Requirement:
Return the material below in full and exactly.

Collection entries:
::::::::

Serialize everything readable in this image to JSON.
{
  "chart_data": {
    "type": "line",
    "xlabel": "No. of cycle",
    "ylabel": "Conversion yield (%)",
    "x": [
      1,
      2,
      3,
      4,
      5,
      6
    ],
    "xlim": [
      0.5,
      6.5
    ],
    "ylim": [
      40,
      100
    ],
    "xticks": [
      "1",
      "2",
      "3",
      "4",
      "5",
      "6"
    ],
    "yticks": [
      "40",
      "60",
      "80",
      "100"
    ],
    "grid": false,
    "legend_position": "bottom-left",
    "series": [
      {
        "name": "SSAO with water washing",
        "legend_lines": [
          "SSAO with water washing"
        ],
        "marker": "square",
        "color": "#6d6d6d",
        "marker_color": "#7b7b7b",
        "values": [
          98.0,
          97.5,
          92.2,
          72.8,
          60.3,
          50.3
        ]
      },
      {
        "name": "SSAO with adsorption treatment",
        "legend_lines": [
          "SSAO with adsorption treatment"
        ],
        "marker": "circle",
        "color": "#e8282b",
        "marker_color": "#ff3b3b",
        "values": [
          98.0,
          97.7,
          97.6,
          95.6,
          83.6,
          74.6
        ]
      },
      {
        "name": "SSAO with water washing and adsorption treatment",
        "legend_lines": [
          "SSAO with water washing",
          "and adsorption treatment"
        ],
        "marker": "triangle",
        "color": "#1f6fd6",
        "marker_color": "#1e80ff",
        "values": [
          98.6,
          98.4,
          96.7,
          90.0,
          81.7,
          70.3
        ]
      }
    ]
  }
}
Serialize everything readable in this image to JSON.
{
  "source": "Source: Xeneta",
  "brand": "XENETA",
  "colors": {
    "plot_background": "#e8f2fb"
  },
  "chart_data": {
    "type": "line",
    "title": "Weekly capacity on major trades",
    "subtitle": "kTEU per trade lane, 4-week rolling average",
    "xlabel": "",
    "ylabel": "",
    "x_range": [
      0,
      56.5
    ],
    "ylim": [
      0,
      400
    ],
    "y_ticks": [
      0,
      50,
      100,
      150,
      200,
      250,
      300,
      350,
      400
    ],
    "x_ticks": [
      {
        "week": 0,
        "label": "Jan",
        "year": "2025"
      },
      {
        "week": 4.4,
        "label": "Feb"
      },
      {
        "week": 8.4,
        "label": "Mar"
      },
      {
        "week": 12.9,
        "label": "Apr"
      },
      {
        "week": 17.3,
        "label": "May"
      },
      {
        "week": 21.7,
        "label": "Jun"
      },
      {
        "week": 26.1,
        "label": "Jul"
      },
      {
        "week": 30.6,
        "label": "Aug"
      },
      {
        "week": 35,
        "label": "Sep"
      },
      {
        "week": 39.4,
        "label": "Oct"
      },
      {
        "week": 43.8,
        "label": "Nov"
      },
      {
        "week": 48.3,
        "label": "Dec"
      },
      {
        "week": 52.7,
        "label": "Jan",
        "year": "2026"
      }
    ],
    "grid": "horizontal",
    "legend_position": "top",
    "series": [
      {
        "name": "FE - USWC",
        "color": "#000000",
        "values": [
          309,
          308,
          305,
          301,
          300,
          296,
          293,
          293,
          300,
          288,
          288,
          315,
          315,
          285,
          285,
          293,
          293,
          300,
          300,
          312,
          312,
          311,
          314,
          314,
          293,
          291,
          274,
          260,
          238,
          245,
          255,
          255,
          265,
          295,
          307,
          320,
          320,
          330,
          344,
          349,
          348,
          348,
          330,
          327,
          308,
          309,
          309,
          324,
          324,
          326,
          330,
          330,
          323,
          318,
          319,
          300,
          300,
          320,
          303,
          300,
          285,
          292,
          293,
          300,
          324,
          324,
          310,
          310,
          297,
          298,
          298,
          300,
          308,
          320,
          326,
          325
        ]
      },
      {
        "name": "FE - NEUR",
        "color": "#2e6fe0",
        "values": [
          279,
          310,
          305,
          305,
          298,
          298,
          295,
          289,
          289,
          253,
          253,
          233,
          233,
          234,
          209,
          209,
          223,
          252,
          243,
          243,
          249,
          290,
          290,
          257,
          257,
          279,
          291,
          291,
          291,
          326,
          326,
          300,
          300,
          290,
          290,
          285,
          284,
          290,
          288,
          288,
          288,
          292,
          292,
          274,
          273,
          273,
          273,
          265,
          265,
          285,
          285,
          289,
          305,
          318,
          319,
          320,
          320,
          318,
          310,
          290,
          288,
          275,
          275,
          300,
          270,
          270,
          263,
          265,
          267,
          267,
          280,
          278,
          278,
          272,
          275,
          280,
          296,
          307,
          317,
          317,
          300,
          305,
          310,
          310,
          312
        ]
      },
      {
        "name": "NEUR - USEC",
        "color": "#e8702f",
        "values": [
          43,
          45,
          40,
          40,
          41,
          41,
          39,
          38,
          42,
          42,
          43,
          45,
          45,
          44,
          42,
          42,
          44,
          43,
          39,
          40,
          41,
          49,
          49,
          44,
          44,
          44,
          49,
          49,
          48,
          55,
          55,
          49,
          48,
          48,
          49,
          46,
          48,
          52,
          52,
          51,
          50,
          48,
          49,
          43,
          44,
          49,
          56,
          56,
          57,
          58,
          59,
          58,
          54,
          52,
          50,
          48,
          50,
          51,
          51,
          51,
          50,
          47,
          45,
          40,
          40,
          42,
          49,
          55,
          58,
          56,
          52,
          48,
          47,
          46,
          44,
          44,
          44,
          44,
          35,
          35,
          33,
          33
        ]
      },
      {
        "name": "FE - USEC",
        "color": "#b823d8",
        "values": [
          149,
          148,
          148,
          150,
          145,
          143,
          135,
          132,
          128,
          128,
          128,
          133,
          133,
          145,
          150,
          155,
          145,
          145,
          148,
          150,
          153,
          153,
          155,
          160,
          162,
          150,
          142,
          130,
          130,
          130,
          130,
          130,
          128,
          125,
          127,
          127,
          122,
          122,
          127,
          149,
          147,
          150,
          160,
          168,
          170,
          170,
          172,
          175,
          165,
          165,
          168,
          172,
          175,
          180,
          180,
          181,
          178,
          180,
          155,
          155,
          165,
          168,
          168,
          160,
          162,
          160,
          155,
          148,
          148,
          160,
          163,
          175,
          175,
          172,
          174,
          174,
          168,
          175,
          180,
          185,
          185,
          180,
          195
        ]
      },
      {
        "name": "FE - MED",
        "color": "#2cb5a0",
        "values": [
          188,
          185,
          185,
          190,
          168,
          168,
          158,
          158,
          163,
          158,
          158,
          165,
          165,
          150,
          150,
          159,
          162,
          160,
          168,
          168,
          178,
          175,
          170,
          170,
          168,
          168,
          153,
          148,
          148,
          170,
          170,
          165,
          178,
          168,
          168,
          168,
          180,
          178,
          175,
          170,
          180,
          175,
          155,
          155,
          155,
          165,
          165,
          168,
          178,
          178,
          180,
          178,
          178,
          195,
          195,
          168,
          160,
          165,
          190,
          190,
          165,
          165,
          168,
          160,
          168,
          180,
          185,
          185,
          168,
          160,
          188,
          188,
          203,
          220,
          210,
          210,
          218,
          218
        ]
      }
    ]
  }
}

::::::::

Final result:
Serialize everything readable in this image to JSON.
{
  "chart_data": {
    "type": "line",
    "xlabel": "No. of cycle",
    "ylabel": "Conversion yield (%)",
    "x": [
      1,
      2,
      3,
      4,
      5,
      6
    ],
    "xlim": [
      0.5,
      6.5
    ],
    "ylim": [
      40,
      100
    ],
    "xticks": [
      "1",
      "2",
      "3",
      "4",
      "5",
      "6"
    ],
    "yticks": [
      "40",
      "60",
      "80",
      "100"
    ],
    "grid": false,
    "legend_position": "bottom-left",
    "series": [
      {
        "name": "SSAO with water washing",
        "legend_lines": [
          "SSAO with water washing"
        ],
        "marker": "square",
        "color": "#6d6d6d",
        "marker_color": "#7b7b7b",
        "values": [
          98.0,
          97.5,
          92.2,
          72.8,
          60.3,
          50.3
        ]
      },
      {
        "name": "SSAO with adsorption treatment",
        "legend_lines": [
          "SSAO with adsorption treatment"
        ],
        "marker": "circle",
        "color": "#e8282b",
        "marker_color": "#ff3b3b",
        "values": [
          98.0,
          97.7,
          97.6,
          95.6,
          83.6,
          74.6
        ]
      },
      {
        "name": "SSAO with water washing and adsorption treatment",
        "legend_lines": [
          "SSAO with water washing",
          "and adsorption treatment"
        ],
        "marker": "triangle",
        "color": "#1f6fd6",
        "marker_color": "#1e80ff",
        "values": [
          98.6,
          98.4,
          96.7,
          90.0,
          81.7,
          70.3
        ]
      }
    ]
  }
}
Serialize everything readable in this image to JSON.
{
  "source": "Source: Xeneta",
  "brand": "XENETA",
  "colors": {
    "plot_background": "#e8f2fb"
  },
  "chart_data": {
    "type": "line",
    "title": "Weekly capacity on major trades",
    "subtitle": "kTEU per trade lane, 4-week rolling average",
    "xlabel": "",
    "ylabel": "",
    "x_range": [
      0,
      56.5
    ],
    "ylim": [
      0,
      400
    ],
    "y_ticks": [
      0,
      50,
      100,
      150,
      200,
      250,
      300,
      350,
      400
    ],
    "x_ticks": [
      {
        "week": 0,
        "label": "Jan",
        "year": "2025"
      },
      {
        "week": 4.4,
        "label": "Feb"
      },
      {
        "week": 8.4,
        "label": "Mar"
      },
      {
        "week": 12.9,
        "label": "Apr"
      },
      {
        "week": 17.3,
        "label": "May"
      },
      {
        "week": 21.7,
        "label": "Jun"
      },
      {
        "week": 26.1,
        "label": "Jul"
      },
      {
        "week": 30.6,
        "label": "Aug"
      },
      {
        "week": 35,
        "label": "Sep"
      },
      {
        "week": 39.4,
        "label": "Oct"
      },
      {
        "week": 43.8,
        "label": "Nov"
      },
      {
        "week": 48.3,
        "label": "Dec"
      },
      {
        "week": 52.7,
        "label": "Jan",
        "year": "2026"
      }
    ],
    "grid": "horizontal",
    "legend_position": "top",
    "series": [
      {
        "name": "FE - USWC",
        "color": "#000000",
        "values": [
          309,
          308,
          305,
          301,
          300,
          296,
          293,
          293,
          300,
          288,
          288,
          315,
          315,
          285,
          285,
          293,
          293,
          300,
          300,
          312,
          312,
          311,
          314,
          314,
          293,
          291,
          274,
          260,
          238,
          245,
          255,
          255,
          265,
          295,
          307,
          320,
          320,
          330,
          344,
          349,
          348,
          348,
          330,
          327,
          308,
          309,
          309,
          324,
          324,
          326,
          330,
          330,
          323,
          318,
          319,
          300,
          300,
          320,
          303,
          300,
          285,
          292,
          293,
          300,
          324,
          324,
          310,
          310,
          297,
          298,
          298,
          300,
          308,
          320,
          326,
          325
        ]
      },
      {
        "name": "FE - NEUR",
        "color": "#2e6fe0",
        "values": [
          279,
          310,
          305,
          305,
          298,
          298,
          295,
          289,
          289,
          253,
          253,
          233,
          233,
          234,
          209,
          209,
          223,
          252,
          243,
          243,
          249,
          290,
          290,
          257,
          257,
          279,
          291,
          291,
          291,
          326,
          326,
          300,
          300,
          290,
          290,
          285,
          284,
          290,
          288,
          288,
          288,
          292,
          292,
          274,
          273,
          273,
          273,
          265,
          265,
          285,
          285,
          289,
          305,
          318,
          319,
          320,
          320,
          318,
          310,
          290,
          288,
          275,
          275,
          300,
          270,
          270,
          263,
          265,
          267,
          267,
          280,
          278,
          278,
          272,
          275,
          280,
          296,
          307,
          317,
          317,
          300,
          305,
          310,
          310,
          312
        ]
      },
      {
        "name": "NEUR - USEC",
        "color": "#e8702f",
        "values": [
          43,
          45,
          40,
          40,
          41,
          41,
          39,
          38,
          42,
          42,
          43,
          45,
          45,
          44,
          42,
          42,
          44,
          43,
          39,
          40,
          41,
          49,
          49,
          44,
          44,
          44,
          49,
          49,
          48,
          55,
          55,
          49,
          48,
          48,
          49,
          46,
          48,
          52,
          52,
          51,
          50,
          48,
          49,
          43,
          44,
          49,
          56,
          56,
          57,
          58,
          59,
          58,
          54,
          52,
          50,
          48,
          50,
          51,
          51,
          51,
          50,
          47,
          45,
          40,
          40,
          42,
          49,
          55,
          58,
          56,
          52,
          48,
          47,
          46,
          44,
          44,
          44,
          44,
          35,
          35,
          33,
          33
        ]
      },
      {
        "name": "FE - USEC",
        "color": "#b823d8",
        "values": [
          149,
          148,
          148,
          150,
          145,
          143,
          135,
          132,
          128,
          128,
          128,
          133,
          133,
          145,
          150,
          155,
          145,
          145,
          148,
          150,
          153,
          153,
          155,
          160,
          162,
          150,
          142,
          130,
          130,
          130,
          130,
          130,
          128,
          125,
          127,
          127,
          122,
          122,
          127,
          149,
          147,
          150,
          160,
          168,
          170,
          170,
          172,
          175,
          165,
          165,
          168,
          172,
          175,
          180,
          180,
          181,
          178,
          180,
          155,
          155,
          165,
          168,
          168,
          160,
          162,
          160,
          155,
          148,
          148,
          160,
          163,
          175,
          175,
          172,
          174,
          174,
          168,
          175,
          180,
          185,
          185,
          180,
          195
        ]
      },
      {
        "name": "FE - MED",
        "color": "#2cb5a0",
        "values": [
          188,
          185,
          185,
          190,
          168,
          168,
          158,
          158,
          163,
          158,
          158,
          165,
          165,
          150,
          150,
          159,
          162,
          160,
          168,
          168,
          178,
          175,
          170,
          170,
          168,
          168,
          153,
          148,
          148,
          170,
          170,
          165,
          178,
          168,
          168,
          168,
          180,
          178,
          175,
          170,
          180,
          175,
          155,
          155,
          155,
          165,
          165,
          168,
          178,
          178,
          180,
          178,
          178,
          195,
          195,
          168,
          160,
          165,
          190,
          190,
          165,
          165,
          168,
          160,
          168,
          180,
          185,
          185,
          168,
          160,
          188,
          188,
          203,
          220,
          210,
          210,
          218,
          218
        ]
      }
    ]
  }
}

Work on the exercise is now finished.